WORK REQUEST:
How many lines in the entries below contain the word "Mitgliedschaft"? Answer with the number and nothing else.

═══ RECORDS TO PROCESS

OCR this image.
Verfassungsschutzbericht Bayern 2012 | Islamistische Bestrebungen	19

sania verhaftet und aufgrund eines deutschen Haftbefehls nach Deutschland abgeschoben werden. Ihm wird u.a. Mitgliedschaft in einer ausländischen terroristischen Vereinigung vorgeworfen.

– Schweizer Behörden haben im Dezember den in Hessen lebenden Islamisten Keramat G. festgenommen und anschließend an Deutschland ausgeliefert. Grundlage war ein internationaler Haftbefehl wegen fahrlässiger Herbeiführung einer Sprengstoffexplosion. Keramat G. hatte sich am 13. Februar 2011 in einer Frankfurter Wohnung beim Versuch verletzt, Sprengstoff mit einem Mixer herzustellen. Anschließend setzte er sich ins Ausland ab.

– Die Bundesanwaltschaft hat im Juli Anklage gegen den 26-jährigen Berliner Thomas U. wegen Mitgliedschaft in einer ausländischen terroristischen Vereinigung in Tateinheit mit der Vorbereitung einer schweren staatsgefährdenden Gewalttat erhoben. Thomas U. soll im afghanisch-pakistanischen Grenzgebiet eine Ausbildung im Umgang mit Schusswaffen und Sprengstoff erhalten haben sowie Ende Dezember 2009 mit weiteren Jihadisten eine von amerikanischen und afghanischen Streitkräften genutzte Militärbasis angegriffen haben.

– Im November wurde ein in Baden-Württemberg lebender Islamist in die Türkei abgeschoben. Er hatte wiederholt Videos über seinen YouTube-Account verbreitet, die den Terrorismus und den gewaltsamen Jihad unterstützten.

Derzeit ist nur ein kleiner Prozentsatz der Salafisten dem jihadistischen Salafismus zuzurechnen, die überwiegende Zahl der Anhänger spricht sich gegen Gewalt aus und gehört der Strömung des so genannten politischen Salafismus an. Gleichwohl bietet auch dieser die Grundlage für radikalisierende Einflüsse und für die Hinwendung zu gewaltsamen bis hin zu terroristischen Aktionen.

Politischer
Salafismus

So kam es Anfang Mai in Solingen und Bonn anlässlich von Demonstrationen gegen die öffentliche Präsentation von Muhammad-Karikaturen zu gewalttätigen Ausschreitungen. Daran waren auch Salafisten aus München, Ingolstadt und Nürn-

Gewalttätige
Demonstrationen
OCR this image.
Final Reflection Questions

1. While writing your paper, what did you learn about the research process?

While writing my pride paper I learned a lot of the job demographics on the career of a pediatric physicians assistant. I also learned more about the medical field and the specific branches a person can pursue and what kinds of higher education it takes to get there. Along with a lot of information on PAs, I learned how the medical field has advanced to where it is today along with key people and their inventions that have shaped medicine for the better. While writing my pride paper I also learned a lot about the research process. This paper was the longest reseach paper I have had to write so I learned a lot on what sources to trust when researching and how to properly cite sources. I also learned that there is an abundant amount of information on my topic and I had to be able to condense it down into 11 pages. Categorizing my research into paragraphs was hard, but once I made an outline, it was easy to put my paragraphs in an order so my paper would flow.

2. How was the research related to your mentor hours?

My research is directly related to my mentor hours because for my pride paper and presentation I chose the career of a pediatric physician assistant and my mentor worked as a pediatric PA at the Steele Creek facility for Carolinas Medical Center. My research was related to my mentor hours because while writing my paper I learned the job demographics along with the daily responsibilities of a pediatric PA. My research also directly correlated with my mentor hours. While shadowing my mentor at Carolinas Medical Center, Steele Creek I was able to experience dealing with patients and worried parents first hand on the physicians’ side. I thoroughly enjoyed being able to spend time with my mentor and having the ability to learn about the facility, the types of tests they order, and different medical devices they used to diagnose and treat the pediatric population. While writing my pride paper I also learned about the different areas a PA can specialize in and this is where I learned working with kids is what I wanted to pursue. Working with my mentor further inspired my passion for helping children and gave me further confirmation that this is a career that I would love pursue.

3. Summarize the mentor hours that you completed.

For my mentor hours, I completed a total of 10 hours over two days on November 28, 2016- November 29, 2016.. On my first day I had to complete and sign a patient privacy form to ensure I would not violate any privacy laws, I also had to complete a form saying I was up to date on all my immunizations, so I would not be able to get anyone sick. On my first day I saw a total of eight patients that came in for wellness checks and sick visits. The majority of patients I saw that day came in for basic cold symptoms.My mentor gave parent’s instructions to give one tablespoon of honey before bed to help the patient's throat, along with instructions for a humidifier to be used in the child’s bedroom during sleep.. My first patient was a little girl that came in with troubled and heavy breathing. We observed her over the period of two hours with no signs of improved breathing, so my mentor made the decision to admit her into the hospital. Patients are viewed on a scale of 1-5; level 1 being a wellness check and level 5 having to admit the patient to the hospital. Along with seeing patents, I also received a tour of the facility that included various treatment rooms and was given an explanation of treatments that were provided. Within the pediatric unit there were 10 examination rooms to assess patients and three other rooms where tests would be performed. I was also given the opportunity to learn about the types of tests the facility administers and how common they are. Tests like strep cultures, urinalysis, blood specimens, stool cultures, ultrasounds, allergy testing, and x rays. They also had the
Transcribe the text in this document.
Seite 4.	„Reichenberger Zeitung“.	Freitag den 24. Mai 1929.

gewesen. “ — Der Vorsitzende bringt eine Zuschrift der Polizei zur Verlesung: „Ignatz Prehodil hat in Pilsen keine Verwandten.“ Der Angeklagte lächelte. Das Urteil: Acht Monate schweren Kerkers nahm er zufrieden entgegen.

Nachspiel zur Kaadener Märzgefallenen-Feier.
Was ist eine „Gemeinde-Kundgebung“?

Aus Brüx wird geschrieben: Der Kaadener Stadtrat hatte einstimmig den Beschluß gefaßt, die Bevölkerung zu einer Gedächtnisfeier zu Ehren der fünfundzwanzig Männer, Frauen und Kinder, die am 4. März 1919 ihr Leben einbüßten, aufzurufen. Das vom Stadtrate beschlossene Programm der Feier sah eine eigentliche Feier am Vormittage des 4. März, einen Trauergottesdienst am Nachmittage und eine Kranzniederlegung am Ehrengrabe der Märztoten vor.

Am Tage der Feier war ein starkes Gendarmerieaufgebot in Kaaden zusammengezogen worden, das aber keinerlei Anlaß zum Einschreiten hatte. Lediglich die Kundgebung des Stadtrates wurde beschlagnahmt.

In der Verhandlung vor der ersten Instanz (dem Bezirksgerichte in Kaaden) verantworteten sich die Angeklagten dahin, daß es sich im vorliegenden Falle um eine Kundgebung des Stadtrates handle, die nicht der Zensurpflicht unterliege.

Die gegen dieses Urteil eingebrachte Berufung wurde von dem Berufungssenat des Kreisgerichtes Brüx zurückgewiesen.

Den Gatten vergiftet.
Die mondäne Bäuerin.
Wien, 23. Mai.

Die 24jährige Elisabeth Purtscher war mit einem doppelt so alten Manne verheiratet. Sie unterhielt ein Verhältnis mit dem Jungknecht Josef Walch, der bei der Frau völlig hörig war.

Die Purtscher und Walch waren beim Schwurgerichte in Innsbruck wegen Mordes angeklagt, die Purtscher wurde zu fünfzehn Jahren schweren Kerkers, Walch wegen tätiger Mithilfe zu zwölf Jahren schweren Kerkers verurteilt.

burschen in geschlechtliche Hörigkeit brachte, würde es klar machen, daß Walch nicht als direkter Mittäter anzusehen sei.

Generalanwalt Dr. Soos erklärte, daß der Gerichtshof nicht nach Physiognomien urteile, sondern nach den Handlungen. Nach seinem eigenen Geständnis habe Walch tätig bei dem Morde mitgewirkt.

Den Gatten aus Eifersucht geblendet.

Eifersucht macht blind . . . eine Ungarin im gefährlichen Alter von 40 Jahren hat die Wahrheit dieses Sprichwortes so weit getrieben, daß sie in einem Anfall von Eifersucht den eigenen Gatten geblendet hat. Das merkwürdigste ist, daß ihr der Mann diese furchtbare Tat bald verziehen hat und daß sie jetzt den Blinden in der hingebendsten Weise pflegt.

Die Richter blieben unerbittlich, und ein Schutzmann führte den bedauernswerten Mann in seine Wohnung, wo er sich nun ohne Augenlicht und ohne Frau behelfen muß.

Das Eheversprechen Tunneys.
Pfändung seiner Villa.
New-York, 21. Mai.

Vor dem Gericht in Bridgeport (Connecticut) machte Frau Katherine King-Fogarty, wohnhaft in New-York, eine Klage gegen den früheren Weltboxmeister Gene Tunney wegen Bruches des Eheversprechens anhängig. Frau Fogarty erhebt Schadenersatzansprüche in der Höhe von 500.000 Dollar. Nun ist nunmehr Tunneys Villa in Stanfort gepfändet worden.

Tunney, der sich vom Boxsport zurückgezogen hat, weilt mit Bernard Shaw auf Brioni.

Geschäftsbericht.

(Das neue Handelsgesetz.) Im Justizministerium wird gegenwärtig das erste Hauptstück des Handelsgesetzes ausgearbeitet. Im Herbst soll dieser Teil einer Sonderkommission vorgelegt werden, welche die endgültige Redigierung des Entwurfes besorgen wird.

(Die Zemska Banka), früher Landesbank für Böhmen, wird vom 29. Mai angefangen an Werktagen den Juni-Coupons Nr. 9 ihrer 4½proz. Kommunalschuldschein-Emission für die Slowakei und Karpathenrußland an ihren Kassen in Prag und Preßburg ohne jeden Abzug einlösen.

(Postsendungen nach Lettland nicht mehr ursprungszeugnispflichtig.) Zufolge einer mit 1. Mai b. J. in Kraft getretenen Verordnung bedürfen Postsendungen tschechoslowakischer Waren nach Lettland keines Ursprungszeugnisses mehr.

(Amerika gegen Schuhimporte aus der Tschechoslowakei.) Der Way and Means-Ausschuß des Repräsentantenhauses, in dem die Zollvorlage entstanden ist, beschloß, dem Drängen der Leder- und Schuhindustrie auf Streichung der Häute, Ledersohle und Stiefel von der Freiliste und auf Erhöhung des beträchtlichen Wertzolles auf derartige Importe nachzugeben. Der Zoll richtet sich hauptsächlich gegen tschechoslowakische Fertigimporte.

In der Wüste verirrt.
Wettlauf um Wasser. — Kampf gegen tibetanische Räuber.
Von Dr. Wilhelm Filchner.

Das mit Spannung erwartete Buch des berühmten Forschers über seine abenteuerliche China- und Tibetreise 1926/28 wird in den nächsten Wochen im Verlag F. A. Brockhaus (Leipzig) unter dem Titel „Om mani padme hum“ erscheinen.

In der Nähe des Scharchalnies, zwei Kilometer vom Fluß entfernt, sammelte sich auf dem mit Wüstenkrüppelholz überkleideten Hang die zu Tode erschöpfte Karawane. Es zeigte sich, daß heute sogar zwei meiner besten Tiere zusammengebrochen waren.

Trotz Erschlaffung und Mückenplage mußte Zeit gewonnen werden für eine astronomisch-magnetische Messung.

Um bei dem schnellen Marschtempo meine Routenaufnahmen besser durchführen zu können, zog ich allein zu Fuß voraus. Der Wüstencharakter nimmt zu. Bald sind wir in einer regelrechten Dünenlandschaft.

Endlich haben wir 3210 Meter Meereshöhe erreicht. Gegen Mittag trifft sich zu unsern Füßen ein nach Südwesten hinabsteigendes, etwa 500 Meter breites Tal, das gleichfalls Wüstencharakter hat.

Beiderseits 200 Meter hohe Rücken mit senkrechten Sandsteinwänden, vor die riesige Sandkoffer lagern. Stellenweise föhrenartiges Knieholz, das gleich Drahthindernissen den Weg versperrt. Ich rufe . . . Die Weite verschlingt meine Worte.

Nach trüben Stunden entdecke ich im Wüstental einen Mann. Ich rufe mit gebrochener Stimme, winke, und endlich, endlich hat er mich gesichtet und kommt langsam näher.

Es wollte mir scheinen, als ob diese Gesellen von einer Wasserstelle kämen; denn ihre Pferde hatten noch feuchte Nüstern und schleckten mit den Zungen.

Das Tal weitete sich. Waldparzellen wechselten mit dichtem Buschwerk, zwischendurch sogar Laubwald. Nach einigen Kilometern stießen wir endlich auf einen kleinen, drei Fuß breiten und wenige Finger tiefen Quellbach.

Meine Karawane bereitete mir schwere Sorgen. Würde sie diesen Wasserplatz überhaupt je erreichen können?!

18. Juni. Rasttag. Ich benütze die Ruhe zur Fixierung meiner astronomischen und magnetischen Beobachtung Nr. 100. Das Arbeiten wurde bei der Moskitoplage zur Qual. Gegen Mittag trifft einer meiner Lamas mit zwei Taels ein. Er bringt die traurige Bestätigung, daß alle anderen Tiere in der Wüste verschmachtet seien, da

══════

SOLUTION TO THIS TASK:
2